MATERIAL SUPPLIED:
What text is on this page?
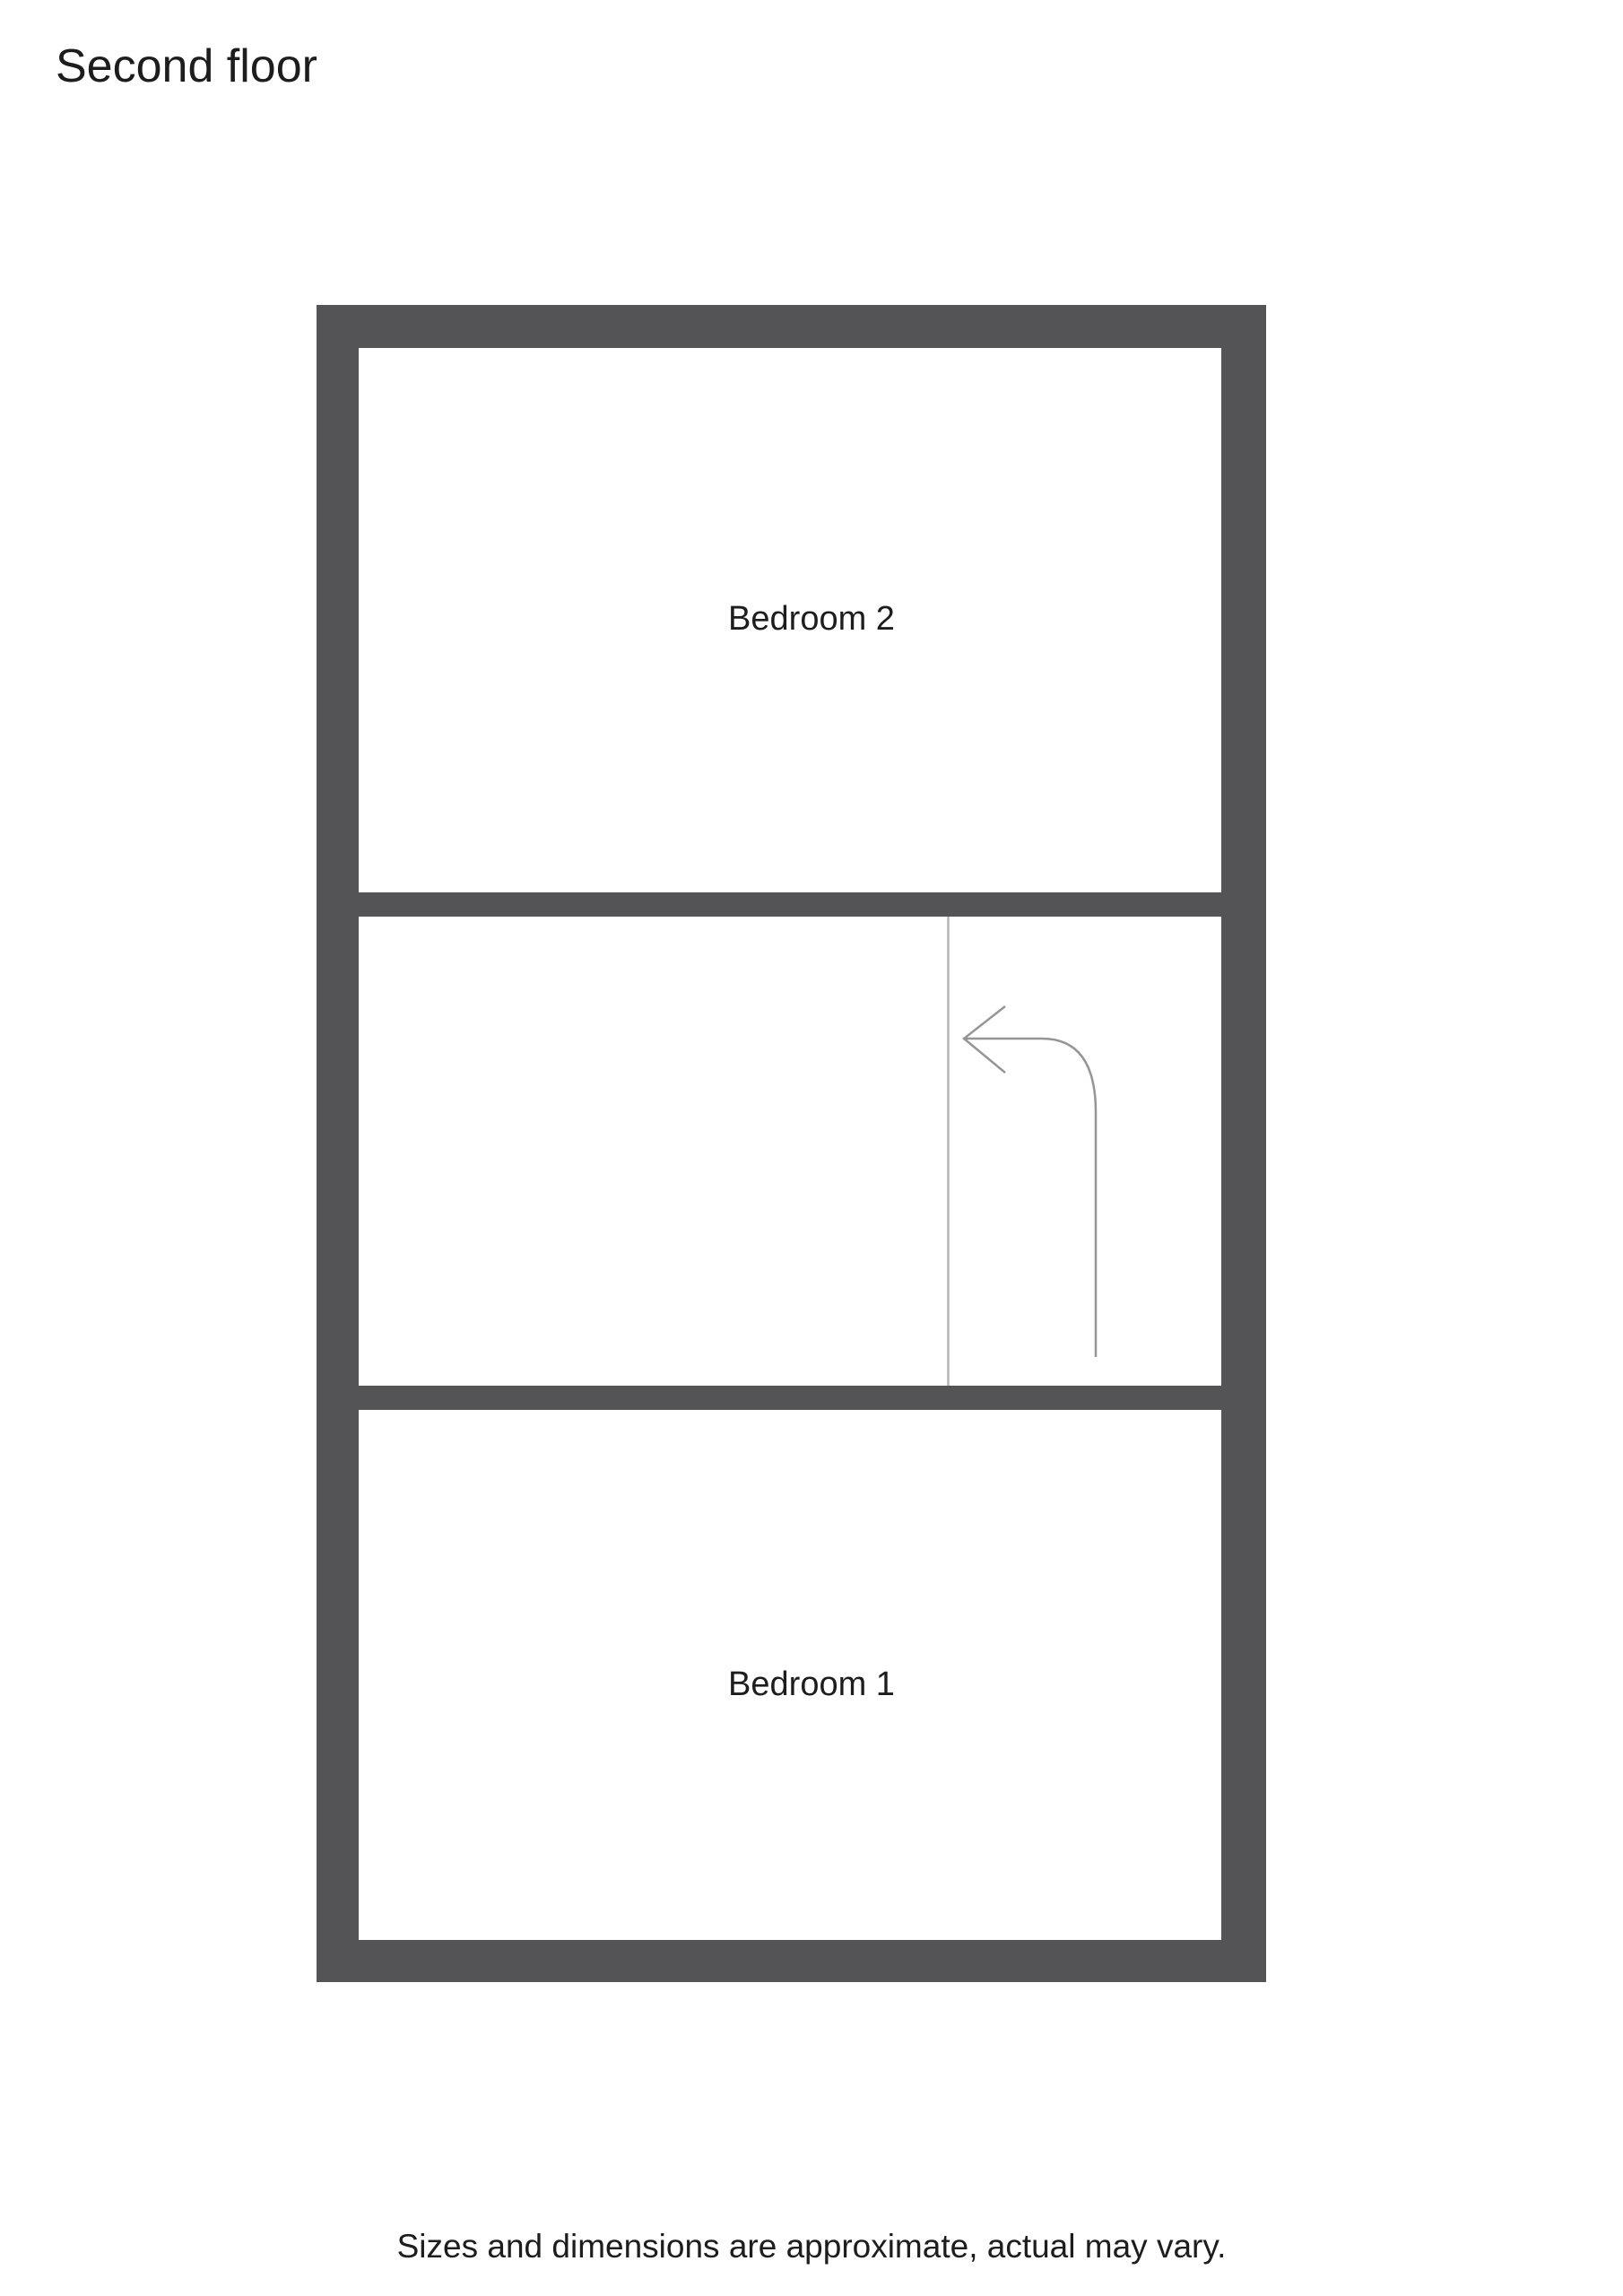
Second floor
Bedroom 2
Bedroom 1
Sizes and dimensions are approximate, actual may vary.
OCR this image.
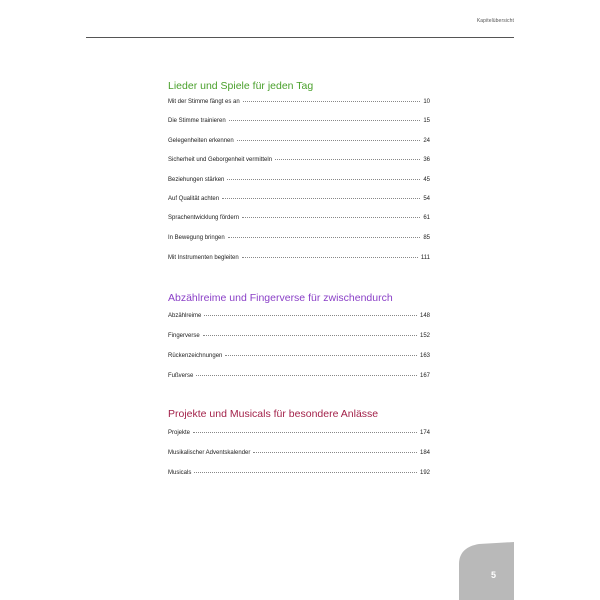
Kapitelübersicht
Lieder und Spiele für jeden Tag
Mit der Stimme fängt es an	10
Die Stimme trainieren	15
Gelegenheiten erkennen	24
Sicherheit und Geborgenheit vermitteln	36
Beziehungen stärken	45
Auf Qualität achten	54
Sprachentwicklung fördern	61
In Bewegung bringen	85
Mit Instrumenten begleiten	111
Abzählreime und Fingerverse für zwischendurch
Abzählreime	148
Fingerverse	152
Rückenzeichnungen	163
Fußverse	167
Projekte und Musicals für besondere Anlässe
Projekte	174
Musikalischer Adventskalender	184
Musicals	192
5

STATED TASK:
Make an exact copy of all the material, but keep the pictures out of it.

RESPONSE FOR THIS EXERCISE:
What text is on this page?
Second floor
Bedroom 2
Bedroom 1
Sizes and dimensions are approximate, actual may vary.
OCR this image.
Kapitelübersicht
Lieder und Spiele für jeden Tag
Mit der Stimme fängt es an	10
Die Stimme trainieren	15
Gelegenheiten erkennen	24
Sicherheit und Geborgenheit vermitteln	36
Beziehungen stärken	45
Auf Qualität achten	54
Sprachentwicklung fördern	61
In Bewegung bringen	85
Mit Instrumenten begleiten	111
Abzählreime und Fingerverse für zwischendurch
Abzählreime	148
Fingerverse	152
Rückenzeichnungen	163
Fußverse	167
Projekte und Musicals für besondere Anlässe
Projekte	174
Musikalischer Adventskalender	184
Musicals	192
5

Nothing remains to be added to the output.